Set exercise 1:
For each statement about the thesis acknowledgments, say whether it agrees with the text, answering yes or no and quoting the words that decide it: (a) Dr. Fred Popowich served as the senior supervisor. (b) Four graduate courses were taken from Dr. Nancy Hedberg. (c) Carol Jackson is the Graduate Secretary.

To my daughter Tian Tian

whose babbling accompanied and inspired the writing of this work

And to my most devoted friend Dr. Jianjun Wang

whose help and advice encouraged me to complete this work

Acknowledgments

First and foremost, I feel profoundly grateful to Dr. Paul McFetridge, my senior supervisor.  It was his support that brought me to SFU and the beautiful city Vancouver, which changed my life.  Over the years,  he introduced me into the HPSG study, and provided me with his own parser for testing grammar writing.  His mentorship and guidance have influenced my research fundamentally.  He critiqued my research experiments and thesis writing in many facets, from the development of key ideas, selection of topics, methodology, implementation details to writing and presentation style.  I feel guilty for not being able to promptly understand and follow his guidance at times.

I would like to thank Dr. Fred Popowich, my second advisor.  He has given me both general academic guidance on research methodology and numerous specific comments for the thesis revision which have helped shape the present version of the thesis as it is today.

I am also grateful to Dr. Nancy Hedberg from whom I have taken four graduate courses, including the course of HPSG.  I have not only learned a lot from her lectures in the classroom, but have benefited greatly from our numerous discussions on general linguistic topics as well as issues in Chinese linguistics.

Thanks to Davide Turkato, my friend and colleague in the Natural Language Lab.  He is always there whenever I need help.  We have also shared many happy hours in our common circle of Esperanto club in Vancouver.

I would like to thank Dr. Ping Xue, Dr. Zita McRobbie, Dr. Thomas Perry, Dr. Donna Gerdts and Dr. Richard DeArmond for the courses I have taken from them.  These courses were an important part of my linguistic training at SFU.

For various help and encouragement I have got during my graduate studies, I should also thank all the faculty, staff and colleagues of the linguistics department and the Natural Language Lab of SFU, in particular, Rita, Sheilagh, Dr. Ross Saunders, Dr. Wyn Roberts, Dr. Murray Munro and Dr. Olivier Laurens.  I am particularly thankful to Carol Jackson, our Graduate Secretary for her years of help.  She is remarkable, very caring and responsive.

Records for the exercise:
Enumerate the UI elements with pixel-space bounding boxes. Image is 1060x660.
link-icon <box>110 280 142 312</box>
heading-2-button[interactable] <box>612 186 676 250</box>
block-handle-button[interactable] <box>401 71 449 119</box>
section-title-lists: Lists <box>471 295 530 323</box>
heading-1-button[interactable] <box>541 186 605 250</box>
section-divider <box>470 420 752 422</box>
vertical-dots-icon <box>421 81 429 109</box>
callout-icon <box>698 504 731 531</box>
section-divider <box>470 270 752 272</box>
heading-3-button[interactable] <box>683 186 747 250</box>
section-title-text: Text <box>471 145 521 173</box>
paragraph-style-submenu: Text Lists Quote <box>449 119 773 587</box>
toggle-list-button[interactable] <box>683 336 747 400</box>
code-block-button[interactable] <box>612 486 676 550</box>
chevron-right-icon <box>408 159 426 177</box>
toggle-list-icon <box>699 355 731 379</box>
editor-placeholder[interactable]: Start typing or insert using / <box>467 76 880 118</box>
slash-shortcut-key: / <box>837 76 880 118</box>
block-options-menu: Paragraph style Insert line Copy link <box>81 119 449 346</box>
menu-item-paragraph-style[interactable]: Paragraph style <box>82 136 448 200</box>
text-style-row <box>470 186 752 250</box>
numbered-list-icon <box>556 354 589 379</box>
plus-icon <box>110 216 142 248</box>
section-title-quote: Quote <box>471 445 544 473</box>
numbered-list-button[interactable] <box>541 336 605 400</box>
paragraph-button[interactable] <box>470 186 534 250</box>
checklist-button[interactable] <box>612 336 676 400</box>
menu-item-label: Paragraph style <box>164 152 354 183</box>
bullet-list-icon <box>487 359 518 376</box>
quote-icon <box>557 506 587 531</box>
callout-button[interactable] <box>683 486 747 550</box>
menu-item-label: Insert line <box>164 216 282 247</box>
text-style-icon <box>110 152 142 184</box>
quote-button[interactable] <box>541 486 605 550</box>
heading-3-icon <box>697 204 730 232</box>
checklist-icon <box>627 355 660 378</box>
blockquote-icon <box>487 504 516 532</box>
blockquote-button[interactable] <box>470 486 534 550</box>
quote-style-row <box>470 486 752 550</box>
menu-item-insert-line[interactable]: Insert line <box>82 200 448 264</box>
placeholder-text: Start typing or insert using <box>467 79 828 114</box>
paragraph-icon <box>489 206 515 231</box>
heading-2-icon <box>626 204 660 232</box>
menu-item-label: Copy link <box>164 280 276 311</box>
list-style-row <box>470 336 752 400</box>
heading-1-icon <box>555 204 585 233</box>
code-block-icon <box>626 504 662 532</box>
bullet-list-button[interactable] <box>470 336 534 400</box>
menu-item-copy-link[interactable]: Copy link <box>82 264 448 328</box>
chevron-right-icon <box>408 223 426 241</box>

Set exercise 2:
Retype the entries from their first line through the line that contains "slash-shortcut-key: / <box>837", with both ends included and each line unchanged.

Finished answer 1:
(a) No: "Dr. Paul McFetridge, my senior supervisor" and "Dr. Fred Popowich, my second advisor"
(b) Yes: "Dr. Nancy Hedberg from whom I have taken four graduate courses"
(c) Yes: "Carol Jackson, our Graduate Secretary"

Finished answer 2:
Enumerate the UI elements with pixel-space bounding boxes. Image is 1060x660.
link-icon <box>110 280 142 312</box>
heading-2-button[interactable] <box>612 186 676 250</box>
block-handle-button[interactable] <box>401 71 449 119</box>
section-title-lists: Lists <box>471 295 530 323</box>
heading-1-button[interactable] <box>541 186 605 250</box>
section-divider <box>470 420 752 422</box>
vertical-dots-icon <box>421 81 429 109</box>
callout-icon <box>698 504 731 531</box>
section-divider <box>470 270 752 272</box>
heading-3-button[interactable] <box>683 186 747 250</box>
section-title-text: Text <box>471 145 521 173</box>
paragraph-style-submenu: Text Lists Quote <box>449 119 773 587</box>
toggle-list-button[interactable] <box>683 336 747 400</box>
code-block-button[interactable] <box>612 486 676 550</box>
chevron-right-icon <box>408 159 426 177</box>
toggle-list-icon <box>699 355 731 379</box>
editor-placeholder[interactable]: Start typing or insert using / <box>467 76 880 118</box>
slash-shortcut-key: / <box>837 76 880 118</box>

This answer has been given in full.